◆ **WORK INSTRUCTION**
Scan the records for the word "population". Copy each line that includes it.

◆ **Records from a data source**
[Start of Attachment]

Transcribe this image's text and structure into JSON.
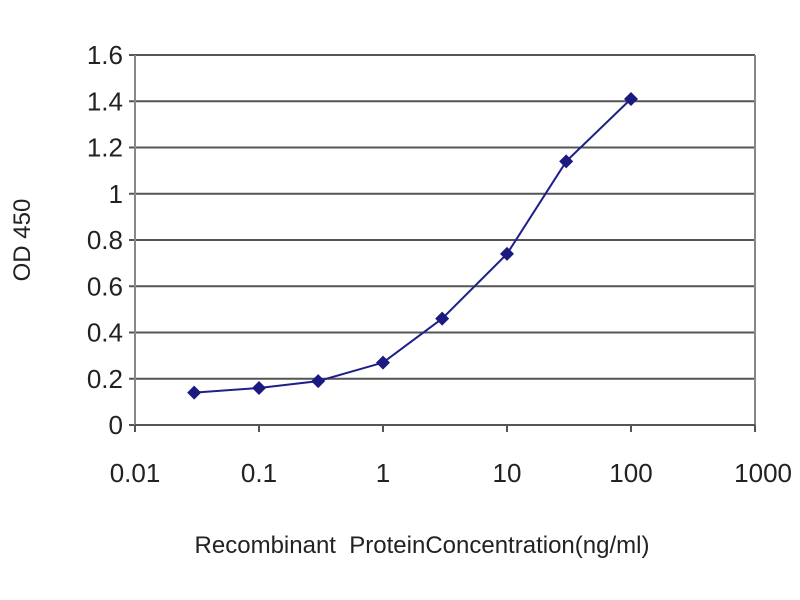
{
  "chart_data": {
    "type": "line",
    "title": "",
    "xlabel": "Recombinant  ProteinConcentration(ng/ml)",
    "ylabel": "OD 450",
    "x_scale": "log",
    "xlim": [
      0.01,
      1000
    ],
    "ylim": [
      0,
      1.6
    ],
    "x_ticks": [
      "0.01",
      "0.1",
      "1",
      "10",
      "100",
      "1000"
    ],
    "y_ticks": [
      "0",
      "0.2",
      "0.4",
      "0.6",
      "0.8",
      "1",
      "1.2",
      "1.4",
      "1.6"
    ],
    "grid": "horizontal",
    "legend": "none",
    "line_color": "#1f1f8c",
    "marker_color": "#1a1a80",
    "series": [
      {
        "x": [
          0.03,
          0.1,
          0.3,
          1,
          3,
          10,
          30,
          100
        ],
        "y": [
          0.14,
          0.16,
          0.19,
          0.27,
          0.46,
          0.74,
          1.14,
          1.41
        ]
      }
    ]
  }
}
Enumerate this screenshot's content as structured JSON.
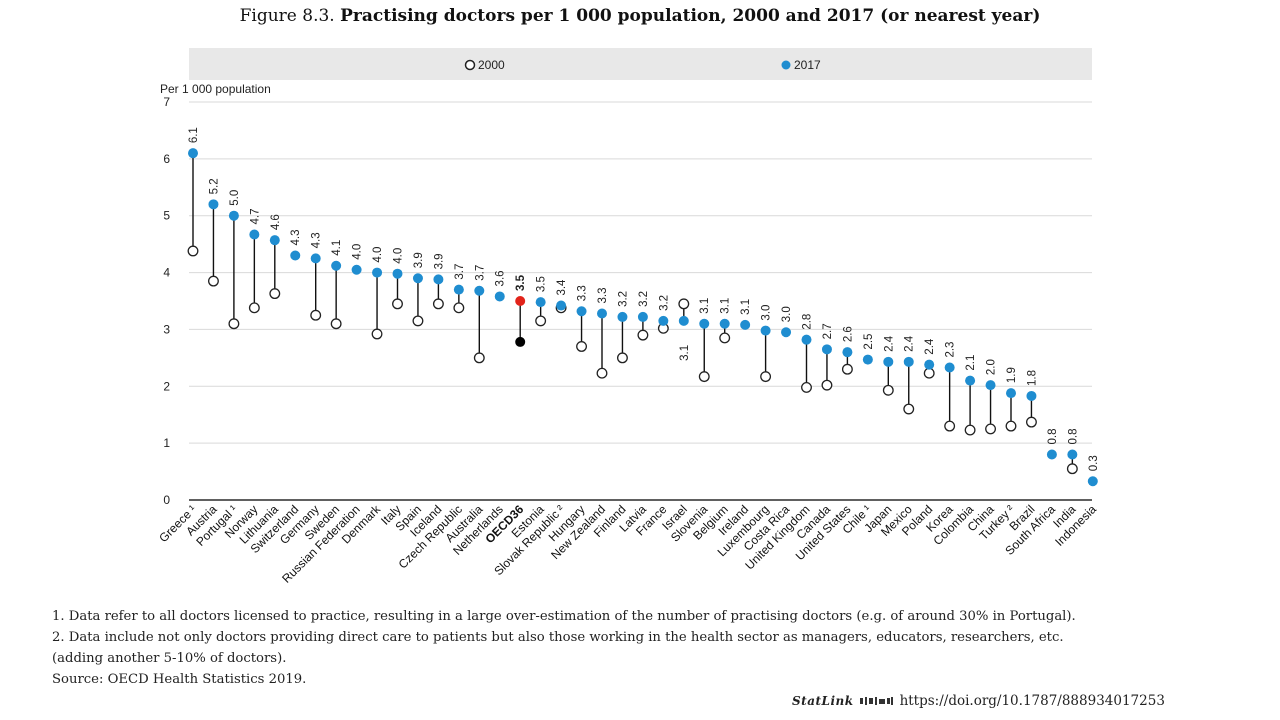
{
  "figure": {
    "number": "Figure 8.3.",
    "title": "Practising doctors per 1 000 population, 2000 and 2017 (or nearest year)"
  },
  "notes": [
    "1. Data refer to all doctors licensed to practice, resulting in a large over-estimation of the number of practising doctors (e.g. of around 30% in Portugal).",
    "2. Data include not only doctors providing direct care to patients but also those working in the health sector as managers, educators, researchers, etc.",
    "(adding another 5-10% of doctors).",
    "Source: OECD Health Statistics 2019."
  ],
  "statlink": {
    "logo": "StatLink",
    "url": "https://doi.org/10.1787/888934017253"
  },
  "colors": {
    "series_2017": "#1f8dd0",
    "series_2000": "#ffffff",
    "highlight_2017": "#e2231a",
    "highlight_2000": "#000000",
    "legend_bg": "#e8e8e8",
    "grid": "#d9d9d9"
  },
  "chart_data": {
    "type": "scatter",
    "ylabel": "Per 1 000 population",
    "ylim": [
      0,
      7
    ],
    "yticks": [
      0,
      1,
      2,
      3,
      4,
      5,
      6,
      7
    ],
    "grid": true,
    "legend_position": "top",
    "highlight_category": "OECD36",
    "categories": [
      "Greece ¹",
      "Austria",
      "Portugal ¹",
      "Norway",
      "Lithuania",
      "Switzerland",
      "Germany",
      "Sweden",
      "Russian Federation",
      "Denmark",
      "Italy",
      "Spain",
      "Iceland",
      "Czech Republic",
      "Australia",
      "Netherlands",
      "OECD36",
      "Estonia",
      "Slovak Republic ²",
      "Hungary",
      "New Zealand",
      "Finland",
      "Latvia",
      "France",
      "Israel",
      "Slovenia",
      "Belgium",
      "Ireland",
      "Luxembourg",
      "Costa Rica",
      "United Kingdom",
      "Canada",
      "United States",
      "Chile ¹",
      "Japan",
      "Mexico",
      "Poland",
      "Korea",
      "Colombia",
      "China",
      "Turkey ²",
      "Brazil",
      "South Africa",
      "India",
      "Indonesia"
    ],
    "series": [
      {
        "name": "2000",
        "values": [
          4.38,
          3.85,
          3.1,
          3.38,
          3.63,
          null,
          3.25,
          3.1,
          null,
          2.92,
          3.45,
          3.15,
          3.45,
          3.38,
          2.5,
          null,
          2.78,
          3.15,
          3.38,
          2.7,
          2.23,
          2.5,
          2.9,
          3.02,
          3.45,
          2.17,
          2.85,
          null,
          2.17,
          null,
          1.98,
          2.02,
          2.3,
          null,
          1.93,
          1.6,
          2.23,
          1.3,
          1.23,
          1.25,
          1.3,
          1.37,
          null,
          0.55,
          null
        ]
      },
      {
        "name": "2017",
        "values": [
          6.1,
          5.2,
          5.0,
          4.67,
          4.57,
          4.3,
          4.25,
          4.12,
          4.05,
          4.0,
          3.98,
          3.9,
          3.88,
          3.7,
          3.68,
          3.58,
          3.5,
          3.48,
          3.42,
          3.32,
          3.28,
          3.22,
          3.22,
          3.15,
          3.15,
          3.1,
          3.1,
          3.08,
          2.98,
          2.95,
          2.82,
          2.65,
          2.6,
          2.47,
          2.43,
          2.43,
          2.38,
          2.33,
          2.1,
          2.02,
          1.88,
          1.83,
          0.8,
          0.8,
          0.33
        ]
      }
    ],
    "value_labels": [
      "6.1",
      "5.2",
      "5.0",
      "4.7",
      "4.6",
      "4.3",
      "4.3",
      "4.1",
      "4.0",
      "4.0",
      "4.0",
      "3.9",
      "3.9",
      "3.7",
      "3.7",
      "3.6",
      "3.5",
      "3.5",
      "3.4",
      "3.3",
      "3.3",
      "3.2",
      "3.2",
      "3.2",
      "3.1",
      "3.1",
      "3.1",
      "3.1",
      "3.0",
      "3.0",
      "2.8",
      "2.7",
      "2.6",
      "2.5",
      "2.4",
      "2.4",
      "2.4",
      "2.3",
      "2.1",
      "2.0",
      "1.9",
      "1.8",
      "0.8",
      "0.8",
      "0.3"
    ]
  }
}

[End of Attachment]

◆ **FINISHED EXERCISE**
    "title": "Practising doctors per 1 000 population, 2000 and 2017 (or nearest year)"
    "ylabel": "Per 1 000 population",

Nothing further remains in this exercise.